» Texte proposé
↓↓↓
« Rendez à César ce qu est à César, mais tout est à César ». Ce trait d'humour grinçant résume la pensée de Georges Clemenceau, grand serviteur de l’État sans doute, mais qui s'en faisait une idée si haute qu'il n'a pas hésité à faire tirer sur des grévistes. À balles réelles
C’est dans une tranquille « bicoque » de pécheur vendéen, à Saint-Vincent-sur-Jard, que Georges Clemenceau (1841 1929) a passé le crépuscule de sa vie. Loin, bien loin des lieux qu'il enflamma : la Chambre, Beauvau, Matignon, les tranchées. Sur le lit de la cabane, l'œil est attiré par un grand aplat de couleur ambre une majestueuse peau de tigre.
Au carrefour de deux siècles, l’ombre de Clemenceau trône, imposante, telle la statue du commandeur. Et, un siècle après son arrivée à la tête du gouvernement d'un pays embourbé dans la Grande Guerre, c'est peu de dire que la figure du « Tigre » est toujours sous le feu des projecteurs.
↑↑↑
[Données de disposition spatiale]
↓↓↓
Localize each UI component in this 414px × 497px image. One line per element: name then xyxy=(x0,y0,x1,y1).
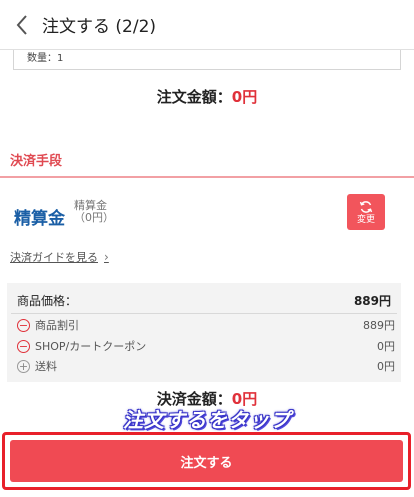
shipping-label: 送料 xyxy=(35,360,57,373)
change-payment-button[interactable]: 変更 xyxy=(347,194,385,230)
order-total-value: 0円 xyxy=(231,88,258,106)
page-title: 注文する (2/2) xyxy=(42,17,157,37)
place-order-button[interactable]: 注文する xyxy=(10,440,403,482)
minus-circle-icon: − xyxy=(17,339,30,353)
discount-value: 889円 xyxy=(363,319,395,332)
chevron-left-icon xyxy=(16,14,27,35)
payment-method: 精算金 精算金 （0円） xyxy=(14,200,114,230)
payment-section-title: 決済手段 xyxy=(0,150,414,178)
tap-annotation: 注文するをタップ xyxy=(123,408,291,432)
payment-method-balance: 精算金 （0円） xyxy=(74,200,114,224)
payment-method-sub-amount: （0円） xyxy=(74,211,114,224)
item-quantity: 数量：1 xyxy=(13,50,401,70)
discount-row: − 商品割引 889円 xyxy=(17,317,395,333)
payment-method-name: 精算金 xyxy=(14,209,65,229)
order-total: 注文金額：0円 xyxy=(0,86,414,107)
divider xyxy=(11,313,397,314)
coupon-label: SHOP/カートクーポン xyxy=(35,340,147,353)
product-price-value: 889円 xyxy=(353,294,391,308)
coupon-value: 0円 xyxy=(377,340,395,353)
back-button[interactable] xyxy=(2,0,42,50)
chevron-right-icon: › xyxy=(104,250,109,264)
shipping-value: 0円 xyxy=(377,360,395,373)
plus-circle-icon: + xyxy=(17,359,30,373)
refresh-icon xyxy=(359,200,373,213)
product-price-row: 商品価格： 889円 xyxy=(17,292,391,310)
header-bar: 注文する (2/2) xyxy=(0,0,414,50)
shipping-row: + 送料 0円 xyxy=(17,358,395,374)
price-breakdown: 商品価格： 889円 − 商品割引 889円 − SHOP/カートクーポン 0円… xyxy=(7,283,401,382)
product-price-label: 商品価格： xyxy=(17,294,78,308)
discount-label: 商品割引 xyxy=(35,319,79,332)
minus-circle-icon: − xyxy=(17,318,30,332)
coupon-row: − SHOP/カートクーポン 0円 xyxy=(17,338,395,354)
change-label: 変更 xyxy=(356,214,375,225)
order-total-label: 注文金額： xyxy=(156,88,232,106)
payment-guide-label: 決済ガイドを見る xyxy=(10,251,98,264)
payment-guide-link[interactable]: 決済ガイドを見る › xyxy=(10,249,109,265)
↑↑↑
» Consigne 1
Dans le texte sur Clemenceau, recopiez tout le passage de « Au carrefour de » jusqu'à « feu des projecteurs. », en remplaçant « imposante » par « majestueuse ».
» Consigne 2
D'après le texte sur Clemenceau, quels sont les lieux qu'il enflamma ? Donnez-les tous.
» Consigne 3
Pour chacune de ces affirmations, dites si elle s'accorde avec le texte sur Clemenceau, par oui ou par non, en citant les mots du texte qui tranchent.
(a) Clemenceau a passé la fin de sa vie à Saint-Vincent-sur-Jard.
(b) Une peau d'ours est posée sur le lit de la cabane.
(c) Clemenceau a refusé de faire tirer sur des grévistes.

» Réponse rédigée 1
Au carrefour de deux siècles, l’ombre de Clemenceau trône, majestueuse, telle la statue du commandeur. Et, un siècle après son arrivée à la tête du gouvernement d'un pays embourbé dans la Grande Guerre, c'est peu de dire que la figure du « Tigre » est toujours sous le feu des projecteurs.

» Réponse rédigée 2
la Chambre, Beauvau, Matignon, les tranchées

» Réponse rédigée 3
(a) Oui : « à Saint-Vincent-sur-Jard, que Georges Clemenceau (1841 1929) a passé le crépuscule de sa vie ».
(b) Non : « une majestueuse peau de tigre ».
(c) Non : « il n'a pas hésité à faire tirer sur des grévistes ».